Some records
---*---
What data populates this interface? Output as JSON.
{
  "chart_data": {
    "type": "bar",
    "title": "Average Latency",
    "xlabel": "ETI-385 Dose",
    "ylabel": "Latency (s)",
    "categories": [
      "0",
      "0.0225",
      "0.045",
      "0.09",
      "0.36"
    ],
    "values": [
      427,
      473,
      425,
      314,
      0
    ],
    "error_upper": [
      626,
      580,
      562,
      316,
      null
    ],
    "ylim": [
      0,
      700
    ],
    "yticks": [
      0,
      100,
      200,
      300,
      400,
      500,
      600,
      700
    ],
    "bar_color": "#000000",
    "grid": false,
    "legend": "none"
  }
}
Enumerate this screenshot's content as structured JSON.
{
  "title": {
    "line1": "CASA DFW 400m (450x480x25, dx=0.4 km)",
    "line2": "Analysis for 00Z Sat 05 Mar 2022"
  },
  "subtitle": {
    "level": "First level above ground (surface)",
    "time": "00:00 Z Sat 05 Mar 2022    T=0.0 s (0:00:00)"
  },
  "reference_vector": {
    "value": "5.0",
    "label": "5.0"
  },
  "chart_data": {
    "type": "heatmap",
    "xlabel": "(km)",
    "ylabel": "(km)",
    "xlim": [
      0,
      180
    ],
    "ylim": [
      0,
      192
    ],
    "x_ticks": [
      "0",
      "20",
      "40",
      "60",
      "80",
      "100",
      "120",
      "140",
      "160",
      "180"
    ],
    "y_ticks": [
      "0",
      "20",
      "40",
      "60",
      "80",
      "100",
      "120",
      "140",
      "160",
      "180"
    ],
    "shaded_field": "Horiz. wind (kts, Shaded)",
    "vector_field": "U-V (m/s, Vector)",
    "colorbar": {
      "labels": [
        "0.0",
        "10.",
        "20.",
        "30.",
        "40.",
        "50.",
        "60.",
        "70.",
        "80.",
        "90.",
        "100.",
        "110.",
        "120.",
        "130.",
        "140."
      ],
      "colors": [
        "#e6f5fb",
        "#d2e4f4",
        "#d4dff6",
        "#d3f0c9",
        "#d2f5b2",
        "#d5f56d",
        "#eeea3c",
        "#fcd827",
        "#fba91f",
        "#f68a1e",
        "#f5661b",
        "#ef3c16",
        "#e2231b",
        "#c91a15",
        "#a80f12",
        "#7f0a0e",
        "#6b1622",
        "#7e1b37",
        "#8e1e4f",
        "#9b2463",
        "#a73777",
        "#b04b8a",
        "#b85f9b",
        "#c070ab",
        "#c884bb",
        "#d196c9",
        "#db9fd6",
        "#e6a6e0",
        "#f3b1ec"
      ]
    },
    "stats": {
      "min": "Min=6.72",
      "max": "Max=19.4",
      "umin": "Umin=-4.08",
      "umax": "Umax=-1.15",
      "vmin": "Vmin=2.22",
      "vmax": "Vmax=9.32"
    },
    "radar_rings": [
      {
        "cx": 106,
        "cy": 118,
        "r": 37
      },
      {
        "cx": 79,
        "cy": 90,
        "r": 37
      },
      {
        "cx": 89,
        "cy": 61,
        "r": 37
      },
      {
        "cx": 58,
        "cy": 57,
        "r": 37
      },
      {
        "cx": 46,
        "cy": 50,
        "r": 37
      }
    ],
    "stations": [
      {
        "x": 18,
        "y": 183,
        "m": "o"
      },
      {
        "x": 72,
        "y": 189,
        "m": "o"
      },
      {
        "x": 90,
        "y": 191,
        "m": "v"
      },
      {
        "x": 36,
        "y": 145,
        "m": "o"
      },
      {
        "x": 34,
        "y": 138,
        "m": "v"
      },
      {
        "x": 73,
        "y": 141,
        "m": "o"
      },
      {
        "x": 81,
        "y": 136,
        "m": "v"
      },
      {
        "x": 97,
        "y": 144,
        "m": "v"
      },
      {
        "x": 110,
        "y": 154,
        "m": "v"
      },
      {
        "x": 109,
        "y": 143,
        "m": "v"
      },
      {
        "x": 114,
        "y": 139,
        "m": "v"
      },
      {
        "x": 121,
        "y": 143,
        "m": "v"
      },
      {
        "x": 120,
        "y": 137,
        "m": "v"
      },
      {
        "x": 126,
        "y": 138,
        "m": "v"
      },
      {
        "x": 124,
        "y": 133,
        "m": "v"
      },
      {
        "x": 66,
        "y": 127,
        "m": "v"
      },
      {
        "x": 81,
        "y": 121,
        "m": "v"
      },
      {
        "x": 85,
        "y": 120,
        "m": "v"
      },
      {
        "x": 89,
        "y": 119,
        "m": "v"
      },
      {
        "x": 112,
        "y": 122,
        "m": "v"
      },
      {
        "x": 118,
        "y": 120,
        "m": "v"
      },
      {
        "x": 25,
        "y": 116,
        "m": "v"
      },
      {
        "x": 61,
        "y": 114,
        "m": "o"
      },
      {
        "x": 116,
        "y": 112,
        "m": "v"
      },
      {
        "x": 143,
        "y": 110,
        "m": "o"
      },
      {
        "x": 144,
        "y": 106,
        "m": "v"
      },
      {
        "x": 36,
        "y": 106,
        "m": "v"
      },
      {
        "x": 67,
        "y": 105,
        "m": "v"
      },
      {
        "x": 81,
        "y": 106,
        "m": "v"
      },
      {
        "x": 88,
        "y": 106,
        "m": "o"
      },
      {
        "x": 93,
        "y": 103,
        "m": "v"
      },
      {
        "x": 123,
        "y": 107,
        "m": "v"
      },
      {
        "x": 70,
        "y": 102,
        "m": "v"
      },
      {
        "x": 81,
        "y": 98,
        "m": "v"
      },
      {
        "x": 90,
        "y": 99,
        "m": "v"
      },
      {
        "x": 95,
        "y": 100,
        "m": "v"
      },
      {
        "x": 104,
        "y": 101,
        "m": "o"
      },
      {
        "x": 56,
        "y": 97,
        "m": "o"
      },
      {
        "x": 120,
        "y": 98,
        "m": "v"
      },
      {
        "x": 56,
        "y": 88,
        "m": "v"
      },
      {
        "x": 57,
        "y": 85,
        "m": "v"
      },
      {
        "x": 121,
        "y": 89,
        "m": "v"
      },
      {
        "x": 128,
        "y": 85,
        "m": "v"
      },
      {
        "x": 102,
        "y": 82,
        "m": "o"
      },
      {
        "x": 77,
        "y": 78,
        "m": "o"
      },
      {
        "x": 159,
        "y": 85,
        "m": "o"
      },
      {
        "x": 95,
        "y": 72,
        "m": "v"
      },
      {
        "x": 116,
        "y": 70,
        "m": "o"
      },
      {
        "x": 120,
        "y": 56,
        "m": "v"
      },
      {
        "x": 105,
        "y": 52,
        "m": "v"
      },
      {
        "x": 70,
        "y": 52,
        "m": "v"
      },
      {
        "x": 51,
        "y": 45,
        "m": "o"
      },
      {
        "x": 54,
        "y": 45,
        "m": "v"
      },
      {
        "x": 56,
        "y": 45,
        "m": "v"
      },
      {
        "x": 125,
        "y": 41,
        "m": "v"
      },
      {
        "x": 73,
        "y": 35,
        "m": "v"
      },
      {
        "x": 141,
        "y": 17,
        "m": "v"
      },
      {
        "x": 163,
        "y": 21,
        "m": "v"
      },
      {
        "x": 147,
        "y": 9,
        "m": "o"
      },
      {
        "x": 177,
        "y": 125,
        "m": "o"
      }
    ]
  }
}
---*---
> Work to be completed
Reproduce all the records precisely.

> Exercise response
What data populates this interface? Output as JSON.
{
  "chart_data": {
    "type": "bar",
    "title": "Average Latency",
    "xlabel": "ETI-385 Dose",
    "ylabel": "Latency (s)",
    "categories": [
      "0",
      "0.0225",
      "0.045",
      "0.09",
      "0.36"
    ],
    "values": [
      427,
      473,
      425,
      314,
      0
    ],
    "error_upper": [
      626,
      580,
      562,
      316,
      null
    ],
    "ylim": [
      0,
      700
    ],
    "yticks": [
      0,
      100,
      200,
      300,
      400,
      500,
      600,
      700
    ],
    "bar_color": "#000000",
    "grid": false,
    "legend": "none"
  }
}
Enumerate this screenshot's content as structured JSON.
{
  "title": {
    "line1": "CASA DFW 400m (450x480x25, dx=0.4 km)",
    "line2": "Analysis for 00Z Sat 05 Mar 2022"
  },
  "subtitle": {
    "level": "First level above ground (surface)",
    "time": "00:00 Z Sat 05 Mar 2022    T=0.0 s (0:00:00)"
  },
  "reference_vector": {
    "value": "5.0",
    "label": "5.0"
  },
  "chart_data": {
    "type": "heatmap",
    "xlabel": "(km)",
    "ylabel": "(km)",
    "xlim": [
      0,
      180
    ],
    "ylim": [
      0,
      192
    ],
    "x_ticks": [
      "0",
      "20",
      "40",
      "60",
      "80",
      "100",
      "120",
      "140",
      "160",
      "180"
    ],
    "y_ticks": [
      "0",
      "20",
      "40",
      "60",
      "80",
      "100",
      "120",
      "140",
      "160",
      "180"
    ],
    "shaded_field": "Horiz. wind (kts, Shaded)",
    "vector_field": "U-V (m/s, Vector)",
    "colorbar": {
      "labels": [
        "0.0",
        "10.",
        "20.",
        "30.",
        "40.",
        "50.",
        "60.",
        "70.",
        "80.",
        "90.",
        "100.",
        "110.",
        "120.",
        "130.",
        "140."
      ],
      "colors": [
        "#e6f5fb",
        "#d2e4f4",
        "#d4dff6",
        "#d3f0c9",
        "#d2f5b2",
        "#d5f56d",
        "#eeea3c",
        "#fcd827",
        "#fba91f",
        "#f68a1e",
        "#f5661b",
        "#ef3c16",
        "#e2231b",
        "#c91a15",
        "#a80f12",
        "#7f0a0e",
        "#6b1622",
        "#7e1b37",
        "#8e1e4f",
        "#9b2463",
        "#a73777",
        "#b04b8a",
        "#b85f9b",
        "#c070ab",
        "#c884bb",
        "#d196c9",
        "#db9fd6",
        "#e6a6e0",
        "#f3b1ec"
      ]
    },
    "stats": {
      "min": "Min=6.72",
      "max": "Max=19.4",
      "umin": "Umin=-4.08",
      "umax": "Umax=-1.15",
      "vmin": "Vmin=2.22",
      "vmax": "Vmax=9.32"
    },
    "radar_rings": [
      {
        "cx": 106,
        "cy": 118,
        "r": 37
      },
      {
        "cx": 79,
        "cy": 90,
        "r": 37
      },
      {
        "cx": 89,
        "cy": 61,
        "r": 37
      },
      {
        "cx": 58,
        "cy": 57,
        "r": 37
      },
      {
        "cx": 46,
        "cy": 50,
        "r": 37
      }
    ],
    "stations": [
      {
        "x": 18,
        "y": 183,
        "m": "o"
      },
      {
        "x": 72,
        "y": 189,
        "m": "o"
      },
      {
        "x": 90,
        "y": 191,
        "m": "v"
      },
      {
        "x": 36,
        "y": 145,
        "m": "o"
      },
      {
        "x": 34,
        "y": 138,
        "m": "v"
      },
      {
        "x": 73,
        "y": 141,
        "m": "o"
      },
      {
        "x": 81,
        "y": 136,
        "m": "v"
      },
      {
        "x": 97,
        "y": 144,
        "m": "v"
      },
      {
        "x": 110,
        "y": 154,
        "m": "v"
      },
      {
        "x": 109,
        "y": 143,
        "m": "v"
      },
      {
        "x": 114,
        "y": 139,
        "m": "v"
      },
      {
        "x": 121,
        "y": 143,
        "m": "v"
      },
      {
        "x": 120,
        "y": 137,
        "m": "v"
      },
      {
        "x": 126,
        "y": 138,
        "m": "v"
      },
      {
        "x": 124,
        "y": 133,
        "m": "v"
      },
      {
        "x": 66,
        "y": 127,
        "m": "v"
      },
      {
        "x": 81,
        "y": 121,
        "m": "v"
      },
      {
        "x": 85,
        "y": 120,
        "m": "v"
      },
      {
        "x": 89,
        "y": 119,
        "m": "v"
      },
      {
        "x": 112,
        "y": 122,
        "m": "v"
      },
      {
        "x": 118,
        "y": 120,
        "m": "v"
      },
      {
        "x": 25,
        "y": 116,
        "m": "v"
      },
      {
        "x": 61,
        "y": 114,
        "m": "o"
      },
      {
        "x": 116,
        "y": 112,
        "m": "v"
      },
      {
        "x": 143,
        "y": 110,
        "m": "o"
      },
      {
        "x": 144,
        "y": 106,
        "m": "v"
      },
      {
        "x": 36,
        "y": 106,
        "m": "v"
      },
      {
        "x": 67,
        "y": 105,
        "m": "v"
      },
      {
        "x": 81,
        "y": 106,
        "m": "v"
      },
      {
        "x": 88,
        "y": 106,
        "m": "o"
      },
      {
        "x": 93,
        "y": 103,
        "m": "v"
      },
      {
        "x": 123,
        "y": 107,
        "m": "v"
      },
      {
        "x": 70,
        "y": 102,
        "m": "v"
      },
      {
        "x": 81,
        "y": 98,
        "m": "v"
      },
      {
        "x": 90,
        "y": 99,
        "m": "v"
      },
      {
        "x": 95,
        "y": 100,
        "m": "v"
      },
      {
        "x": 104,
        "y": 101,
        "m": "o"
      },
      {
        "x": 56,
        "y": 97,
        "m": "o"
      },
      {
        "x": 120,
        "y": 98,
        "m": "v"
      },
      {
        "x": 56,
        "y": 88,
        "m": "v"
      },
      {
        "x": 57,
        "y": 85,
        "m": "v"
      },
      {
        "x": 121,
        "y": 89,
        "m": "v"
      },
      {
        "x": 128,
        "y": 85,
        "m": "v"
      },
      {
        "x": 102,
        "y": 82,
        "m": "o"
      },
      {
        "x": 77,
        "y": 78,
        "m": "o"
      },
      {
        "x": 159,
        "y": 85,
        "m": "o"
      },
      {
        "x": 95,
        "y": 72,
        "m": "v"
      },
      {
        "x": 116,
        "y": 70,
        "m": "o"
      },
      {
        "x": 120,
        "y": 56,
        "m": "v"
      },
      {
        "x": 105,
        "y": 52,
        "m": "v"
      },
      {
        "x": 70,
        "y": 52,
        "m": "v"
      },
      {
        "x": 51,
        "y": 45,
        "m": "o"
      },
      {
        "x": 54,
        "y": 45,
        "m": "v"
      },
      {
        "x": 56,
        "y": 45,
        "m": "v"
      },
      {
        "x": 125,
        "y": 41,
        "m": "v"
      },
      {
        "x": 73,
        "y": 35,
        "m": "v"
      },
      {
        "x": 141,
        "y": 17,
        "m": "v"
      },
      {
        "x": 163,
        "y": 21,
        "m": "v"
      },
      {
        "x": 147,
        "y": 9,
        "m": "o"
      },
      {
        "x": 177,
        "y": 125,
        "m": "o"
      }
    ]
  }
}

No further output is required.